START

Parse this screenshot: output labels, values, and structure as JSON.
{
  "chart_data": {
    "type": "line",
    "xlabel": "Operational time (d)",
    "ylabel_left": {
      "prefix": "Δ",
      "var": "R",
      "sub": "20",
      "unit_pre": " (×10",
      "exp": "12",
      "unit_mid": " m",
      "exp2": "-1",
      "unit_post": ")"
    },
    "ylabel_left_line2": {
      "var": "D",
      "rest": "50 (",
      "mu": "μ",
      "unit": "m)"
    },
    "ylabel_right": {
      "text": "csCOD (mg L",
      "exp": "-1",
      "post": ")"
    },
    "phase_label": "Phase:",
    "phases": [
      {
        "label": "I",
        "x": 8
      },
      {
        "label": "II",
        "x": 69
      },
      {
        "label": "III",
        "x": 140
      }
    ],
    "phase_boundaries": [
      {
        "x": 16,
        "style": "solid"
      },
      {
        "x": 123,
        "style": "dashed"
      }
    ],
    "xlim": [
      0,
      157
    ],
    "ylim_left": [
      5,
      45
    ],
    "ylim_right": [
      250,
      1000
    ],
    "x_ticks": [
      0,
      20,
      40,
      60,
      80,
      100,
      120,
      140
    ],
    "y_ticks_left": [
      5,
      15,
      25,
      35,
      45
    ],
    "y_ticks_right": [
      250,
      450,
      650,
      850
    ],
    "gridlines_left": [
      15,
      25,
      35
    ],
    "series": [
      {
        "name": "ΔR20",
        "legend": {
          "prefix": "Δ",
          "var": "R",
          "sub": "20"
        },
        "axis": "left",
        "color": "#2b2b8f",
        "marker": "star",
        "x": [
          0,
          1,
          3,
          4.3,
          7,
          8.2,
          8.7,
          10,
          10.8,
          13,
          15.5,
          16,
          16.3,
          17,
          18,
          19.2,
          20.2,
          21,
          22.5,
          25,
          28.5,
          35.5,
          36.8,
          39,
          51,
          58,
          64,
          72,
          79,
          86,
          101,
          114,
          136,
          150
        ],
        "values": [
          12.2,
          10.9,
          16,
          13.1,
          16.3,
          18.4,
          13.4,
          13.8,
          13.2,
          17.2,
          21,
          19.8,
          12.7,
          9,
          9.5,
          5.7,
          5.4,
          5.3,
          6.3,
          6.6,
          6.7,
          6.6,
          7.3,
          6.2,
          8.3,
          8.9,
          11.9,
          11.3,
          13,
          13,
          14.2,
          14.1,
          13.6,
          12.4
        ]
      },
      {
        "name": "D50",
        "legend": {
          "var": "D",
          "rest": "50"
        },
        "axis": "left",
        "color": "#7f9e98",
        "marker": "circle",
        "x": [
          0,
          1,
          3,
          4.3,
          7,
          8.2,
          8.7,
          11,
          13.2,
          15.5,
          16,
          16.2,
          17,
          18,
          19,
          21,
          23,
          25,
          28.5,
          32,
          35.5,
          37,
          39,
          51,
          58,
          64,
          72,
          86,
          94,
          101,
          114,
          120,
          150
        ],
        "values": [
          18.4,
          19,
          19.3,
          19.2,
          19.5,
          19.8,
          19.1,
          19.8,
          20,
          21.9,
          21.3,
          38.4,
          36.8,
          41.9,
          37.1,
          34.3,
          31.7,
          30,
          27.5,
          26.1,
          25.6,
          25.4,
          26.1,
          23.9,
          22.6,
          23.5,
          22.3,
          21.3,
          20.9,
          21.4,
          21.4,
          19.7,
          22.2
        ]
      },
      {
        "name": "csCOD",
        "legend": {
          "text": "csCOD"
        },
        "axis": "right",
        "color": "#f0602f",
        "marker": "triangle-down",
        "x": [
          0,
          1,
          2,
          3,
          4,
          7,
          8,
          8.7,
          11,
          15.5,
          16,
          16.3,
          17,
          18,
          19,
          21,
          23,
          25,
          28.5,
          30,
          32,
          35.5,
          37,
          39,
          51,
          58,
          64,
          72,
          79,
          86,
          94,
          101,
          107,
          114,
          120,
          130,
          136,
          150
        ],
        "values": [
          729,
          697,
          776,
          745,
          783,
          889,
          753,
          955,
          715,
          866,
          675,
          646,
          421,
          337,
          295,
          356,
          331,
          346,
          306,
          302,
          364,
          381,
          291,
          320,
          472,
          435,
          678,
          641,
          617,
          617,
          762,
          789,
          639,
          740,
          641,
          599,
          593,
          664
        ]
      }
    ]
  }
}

END

# Stated problem
Can you give every line above again, exactly as written?

# Exercise response
Parse this screenshot: output labels, values, and structure as JSON.
{
  "chart_data": {
    "type": "line",
    "xlabel": "Operational time (d)",
    "ylabel_left": {
      "prefix": "Δ",
      "var": "R",
      "sub": "20",
      "unit_pre": " (×10",
      "exp": "12",
      "unit_mid": " m",
      "exp2": "-1",
      "unit_post": ")"
    },
    "ylabel_left_line2": {
      "var": "D",
      "rest": "50 (",
      "mu": "μ",
      "unit": "m)"
    },
    "ylabel_right": {
      "text": "csCOD (mg L",
      "exp": "-1",
      "post": ")"
    },
    "phase_label": "Phase:",
    "phases": [
      {
        "label": "I",
        "x": 8
      },
      {
        "label": "II",
        "x": 69
      },
      {
        "label": "III",
        "x": 140
      }
    ],
    "phase_boundaries": [
      {
        "x": 16,
        "style": "solid"
      },
      {
        "x": 123,
        "style": "dashed"
      }
    ],
    "xlim": [
      0,
      157
    ],
    "ylim_left": [
      5,
      45
    ],
    "ylim_right": [
      250,
      1000
    ],
    "x_ticks": [
      0,
      20,
      40,
      60,
      80,
      100,
      120,
      140
    ],
    "y_ticks_left": [
      5,
      15,
      25,
      35,
      45
    ],
    "y_ticks_right": [
      250,
      450,
      650,
      850
    ],
    "gridlines_left": [
      15,
      25,
      35
    ],
    "series": [
      {
        "name": "ΔR20",
        "legend": {
          "prefix": "Δ",
          "var": "R",
          "sub": "20"
        },
        "axis": "left",
        "color": "#2b2b8f",
        "marker": "star",
        "x": [
          0,
          1,
          3,
          4.3,
          7,
          8.2,
          8.7,
          10,
          10.8,
          13,
          15.5,
          16,
          16.3,
          17,
          18,
          19.2,
          20.2,
          21,
          22.5,
          25,
          28.5,
          35.5,
          36.8,
          39,
          51,
          58,
          64,
          72,
          79,
          86,
          101,
          114,
          136,
          150
        ],
        "values": [
          12.2,
          10.9,
          16,
          13.1,
          16.3,
          18.4,
          13.4,
          13.8,
          13.2,
          17.2,
          21,
          19.8,
          12.7,
          9,
          9.5,
          5.7,
          5.4,
          5.3,
          6.3,
          6.6,
          6.7,
          6.6,
          7.3,
          6.2,
          8.3,
          8.9,
          11.9,
          11.3,
          13,
          13,
          14.2,
          14.1,
          13.6,
          12.4
        ]
      },
      {
        "name": "D50",
        "legend": {
          "var": "D",
          "rest": "50"
        },
        "axis": "left",
        "color": "#7f9e98",
        "marker": "circle",
        "x": [
          0,
          1,
          3,
          4.3,
          7,
          8.2,
          8.7,
          11,
          13.2,
          15.5,
          16,
          16.2,
          17,
          18,
          19,
          21,
          23,
          25,
          28.5,
          32,
          35.5,
          37,
          39,
          51,
          58,
          64,
          72,
          86,
          94,
          101,
          114,
          120,
          150
        ],
        "values": [
          18.4,
          19,
          19.3,
          19.2,
          19.5,
          19.8,
          19.1,
          19.8,
          20,
          21.9,
          21.3,
          38.4,
          36.8,
          41.9,
          37.1,
          34.3,
          31.7,
          30,
          27.5,
          26.1,
          25.6,
          25.4,
          26.1,
          23.9,
          22.6,
          23.5,
          22.3,
          21.3,
          20.9,
          21.4,
          21.4,
          19.7,
          22.2
        ]
      },
      {
        "name": "csCOD",
        "legend": {
          "text": "csCOD"
        },
        "axis": "right",
        "color": "#f0602f",
        "marker": "triangle-down",
        "x": [
          0,
          1,
          2,
          3,
          4,
          7,
          8,
          8.7,
          11,
          15.5,
          16,
          16.3,
          17,
          18,
          19,
          21,
          23,
          25,
          28.5,
          30,
          32,
          35.5,
          37,
          39,
          51,
          58,
          64,
          72,
          79,
          86,
          94,
          101,
          107,
          114,
          120,
          130,
          136,
          150
        ],
        "values": [
          729,
          697,
          776,
          745,
          783,
          889,
          753,
          955,
          715,
          866,
          675,
          646,
          421,
          337,
          295,
          356,
          331,
          346,
          306,
          302,
          364,
          381,
          291,
          320,
          472,
          435,
          678,
          641,
          617,
          617,
          762,
          789,
          639,
          740,
          641,
          599,
          593,
          664
        ]
      }
    ]
  }
}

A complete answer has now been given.